### EXERCISE:
Your task is to copy every line of the entries that contains "grid".

Recorded data:
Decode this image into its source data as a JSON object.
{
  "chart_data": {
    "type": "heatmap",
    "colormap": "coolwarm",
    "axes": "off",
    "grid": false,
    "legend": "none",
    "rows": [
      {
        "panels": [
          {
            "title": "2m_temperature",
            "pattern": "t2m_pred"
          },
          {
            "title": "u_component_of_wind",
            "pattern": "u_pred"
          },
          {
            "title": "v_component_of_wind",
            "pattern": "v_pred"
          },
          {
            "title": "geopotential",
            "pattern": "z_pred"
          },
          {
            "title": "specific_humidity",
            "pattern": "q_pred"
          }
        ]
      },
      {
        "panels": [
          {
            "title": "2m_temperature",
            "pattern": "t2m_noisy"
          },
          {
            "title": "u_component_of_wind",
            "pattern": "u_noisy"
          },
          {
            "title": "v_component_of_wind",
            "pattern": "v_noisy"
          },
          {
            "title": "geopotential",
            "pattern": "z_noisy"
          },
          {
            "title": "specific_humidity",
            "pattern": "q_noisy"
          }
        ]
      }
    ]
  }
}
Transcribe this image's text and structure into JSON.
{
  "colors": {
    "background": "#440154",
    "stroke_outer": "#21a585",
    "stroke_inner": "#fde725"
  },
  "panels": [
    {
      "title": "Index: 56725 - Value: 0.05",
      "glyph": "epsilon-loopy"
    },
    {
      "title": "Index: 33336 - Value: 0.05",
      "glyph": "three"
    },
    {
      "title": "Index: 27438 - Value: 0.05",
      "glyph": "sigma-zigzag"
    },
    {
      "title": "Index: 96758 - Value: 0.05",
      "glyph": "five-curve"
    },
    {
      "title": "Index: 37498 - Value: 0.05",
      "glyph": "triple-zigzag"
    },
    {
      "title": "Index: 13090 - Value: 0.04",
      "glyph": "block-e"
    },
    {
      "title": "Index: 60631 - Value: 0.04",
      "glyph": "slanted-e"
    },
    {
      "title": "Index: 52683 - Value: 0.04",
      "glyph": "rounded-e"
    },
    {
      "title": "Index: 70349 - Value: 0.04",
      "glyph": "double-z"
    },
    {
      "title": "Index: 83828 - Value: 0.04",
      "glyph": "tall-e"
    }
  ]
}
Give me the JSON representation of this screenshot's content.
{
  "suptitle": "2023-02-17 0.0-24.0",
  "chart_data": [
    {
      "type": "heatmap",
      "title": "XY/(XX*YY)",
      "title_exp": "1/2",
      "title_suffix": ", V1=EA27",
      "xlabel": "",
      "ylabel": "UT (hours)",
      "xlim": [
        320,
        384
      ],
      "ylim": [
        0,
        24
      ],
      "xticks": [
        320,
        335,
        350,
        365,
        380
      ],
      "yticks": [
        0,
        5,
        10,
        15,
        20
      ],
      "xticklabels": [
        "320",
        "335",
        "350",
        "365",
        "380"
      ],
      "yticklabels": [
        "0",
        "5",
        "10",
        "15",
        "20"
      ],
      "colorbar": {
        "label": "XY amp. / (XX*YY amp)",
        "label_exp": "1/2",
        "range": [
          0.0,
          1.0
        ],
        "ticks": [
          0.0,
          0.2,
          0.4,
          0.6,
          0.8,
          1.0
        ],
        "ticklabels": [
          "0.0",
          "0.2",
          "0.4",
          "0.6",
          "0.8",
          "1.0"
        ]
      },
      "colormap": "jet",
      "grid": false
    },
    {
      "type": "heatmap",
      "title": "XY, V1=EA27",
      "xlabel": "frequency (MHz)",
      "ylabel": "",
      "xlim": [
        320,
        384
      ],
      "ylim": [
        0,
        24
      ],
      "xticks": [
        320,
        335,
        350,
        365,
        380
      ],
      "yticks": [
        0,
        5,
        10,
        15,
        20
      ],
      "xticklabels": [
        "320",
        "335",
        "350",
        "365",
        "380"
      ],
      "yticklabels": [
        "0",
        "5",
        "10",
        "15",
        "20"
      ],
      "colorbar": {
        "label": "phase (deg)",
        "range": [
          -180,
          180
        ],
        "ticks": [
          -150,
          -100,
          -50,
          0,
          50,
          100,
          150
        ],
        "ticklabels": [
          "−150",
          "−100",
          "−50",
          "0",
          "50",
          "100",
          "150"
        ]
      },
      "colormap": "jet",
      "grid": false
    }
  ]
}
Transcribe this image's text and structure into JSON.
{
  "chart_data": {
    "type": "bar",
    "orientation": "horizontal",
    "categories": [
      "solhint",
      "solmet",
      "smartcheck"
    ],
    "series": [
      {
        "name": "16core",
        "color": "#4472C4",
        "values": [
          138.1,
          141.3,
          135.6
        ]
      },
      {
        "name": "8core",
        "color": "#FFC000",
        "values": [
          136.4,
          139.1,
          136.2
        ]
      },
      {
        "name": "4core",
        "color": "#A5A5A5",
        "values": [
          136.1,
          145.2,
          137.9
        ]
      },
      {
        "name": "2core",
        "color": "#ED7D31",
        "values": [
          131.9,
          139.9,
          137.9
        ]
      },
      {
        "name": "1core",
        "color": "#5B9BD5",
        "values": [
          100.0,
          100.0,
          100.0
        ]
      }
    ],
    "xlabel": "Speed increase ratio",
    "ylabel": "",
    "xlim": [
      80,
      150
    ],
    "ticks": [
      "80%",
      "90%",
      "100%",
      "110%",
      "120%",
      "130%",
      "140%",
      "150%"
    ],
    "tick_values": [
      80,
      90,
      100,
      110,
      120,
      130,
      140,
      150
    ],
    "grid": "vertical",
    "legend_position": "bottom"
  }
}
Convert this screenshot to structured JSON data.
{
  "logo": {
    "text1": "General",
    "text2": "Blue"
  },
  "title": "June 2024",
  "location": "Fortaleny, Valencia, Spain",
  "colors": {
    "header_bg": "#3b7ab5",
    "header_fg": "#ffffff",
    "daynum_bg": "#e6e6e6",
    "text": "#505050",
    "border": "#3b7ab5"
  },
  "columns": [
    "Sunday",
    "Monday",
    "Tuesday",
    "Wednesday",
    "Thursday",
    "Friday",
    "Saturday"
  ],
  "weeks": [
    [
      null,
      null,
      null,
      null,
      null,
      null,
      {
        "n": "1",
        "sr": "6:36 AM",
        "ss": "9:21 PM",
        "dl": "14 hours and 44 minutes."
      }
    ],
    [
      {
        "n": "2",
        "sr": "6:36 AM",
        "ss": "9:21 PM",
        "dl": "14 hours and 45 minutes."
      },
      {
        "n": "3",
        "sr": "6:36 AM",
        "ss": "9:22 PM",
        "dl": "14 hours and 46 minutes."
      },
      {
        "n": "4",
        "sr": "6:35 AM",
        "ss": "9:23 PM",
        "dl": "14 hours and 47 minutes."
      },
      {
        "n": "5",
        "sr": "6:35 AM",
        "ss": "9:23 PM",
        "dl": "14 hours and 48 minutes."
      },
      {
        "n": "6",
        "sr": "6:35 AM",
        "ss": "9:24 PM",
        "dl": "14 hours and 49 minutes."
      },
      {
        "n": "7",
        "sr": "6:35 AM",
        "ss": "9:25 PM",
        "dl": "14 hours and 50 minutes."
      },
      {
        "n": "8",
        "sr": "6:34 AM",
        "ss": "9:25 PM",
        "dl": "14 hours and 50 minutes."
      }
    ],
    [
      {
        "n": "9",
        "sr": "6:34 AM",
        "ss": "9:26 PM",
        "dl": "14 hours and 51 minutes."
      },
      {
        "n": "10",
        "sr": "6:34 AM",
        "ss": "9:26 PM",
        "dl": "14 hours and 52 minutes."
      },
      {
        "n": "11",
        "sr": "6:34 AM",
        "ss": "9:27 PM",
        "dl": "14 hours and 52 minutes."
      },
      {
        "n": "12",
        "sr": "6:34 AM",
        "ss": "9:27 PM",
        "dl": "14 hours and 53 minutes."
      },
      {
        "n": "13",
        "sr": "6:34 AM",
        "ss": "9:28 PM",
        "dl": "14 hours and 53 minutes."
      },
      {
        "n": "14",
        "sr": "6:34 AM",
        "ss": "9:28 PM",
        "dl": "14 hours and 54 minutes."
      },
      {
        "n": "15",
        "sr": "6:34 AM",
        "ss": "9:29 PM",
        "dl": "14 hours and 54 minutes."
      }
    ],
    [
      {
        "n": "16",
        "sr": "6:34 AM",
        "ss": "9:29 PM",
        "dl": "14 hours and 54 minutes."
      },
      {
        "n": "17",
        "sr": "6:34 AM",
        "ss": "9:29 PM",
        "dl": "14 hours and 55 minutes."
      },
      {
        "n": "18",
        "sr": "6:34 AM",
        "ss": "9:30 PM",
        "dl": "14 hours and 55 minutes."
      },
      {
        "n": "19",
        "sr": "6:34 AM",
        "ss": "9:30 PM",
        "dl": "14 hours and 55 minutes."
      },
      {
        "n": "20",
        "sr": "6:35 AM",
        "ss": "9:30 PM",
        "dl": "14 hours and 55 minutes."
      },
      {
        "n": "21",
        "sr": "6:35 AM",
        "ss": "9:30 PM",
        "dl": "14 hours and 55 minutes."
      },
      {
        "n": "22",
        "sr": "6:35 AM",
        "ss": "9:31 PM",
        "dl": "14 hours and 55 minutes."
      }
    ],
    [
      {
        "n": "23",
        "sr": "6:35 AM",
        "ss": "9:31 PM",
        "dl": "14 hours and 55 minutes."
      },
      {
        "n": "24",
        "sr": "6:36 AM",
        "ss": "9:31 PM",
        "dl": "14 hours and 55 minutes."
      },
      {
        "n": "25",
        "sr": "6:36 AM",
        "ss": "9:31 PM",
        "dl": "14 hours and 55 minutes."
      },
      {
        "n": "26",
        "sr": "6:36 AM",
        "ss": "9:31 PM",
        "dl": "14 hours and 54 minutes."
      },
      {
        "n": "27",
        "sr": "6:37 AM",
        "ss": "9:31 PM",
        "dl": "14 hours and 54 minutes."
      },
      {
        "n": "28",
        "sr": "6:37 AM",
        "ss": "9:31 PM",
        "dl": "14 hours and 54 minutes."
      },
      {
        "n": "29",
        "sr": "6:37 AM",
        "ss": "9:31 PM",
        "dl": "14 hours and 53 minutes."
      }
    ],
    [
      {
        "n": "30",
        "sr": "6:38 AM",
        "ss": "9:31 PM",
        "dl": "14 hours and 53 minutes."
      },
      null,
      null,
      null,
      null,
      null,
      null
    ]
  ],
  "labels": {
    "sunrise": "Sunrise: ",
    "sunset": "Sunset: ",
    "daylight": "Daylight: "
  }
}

### THE SOLUTION:
    "grid": false,
      "grid": false
      "grid": false
    "grid": "vertical",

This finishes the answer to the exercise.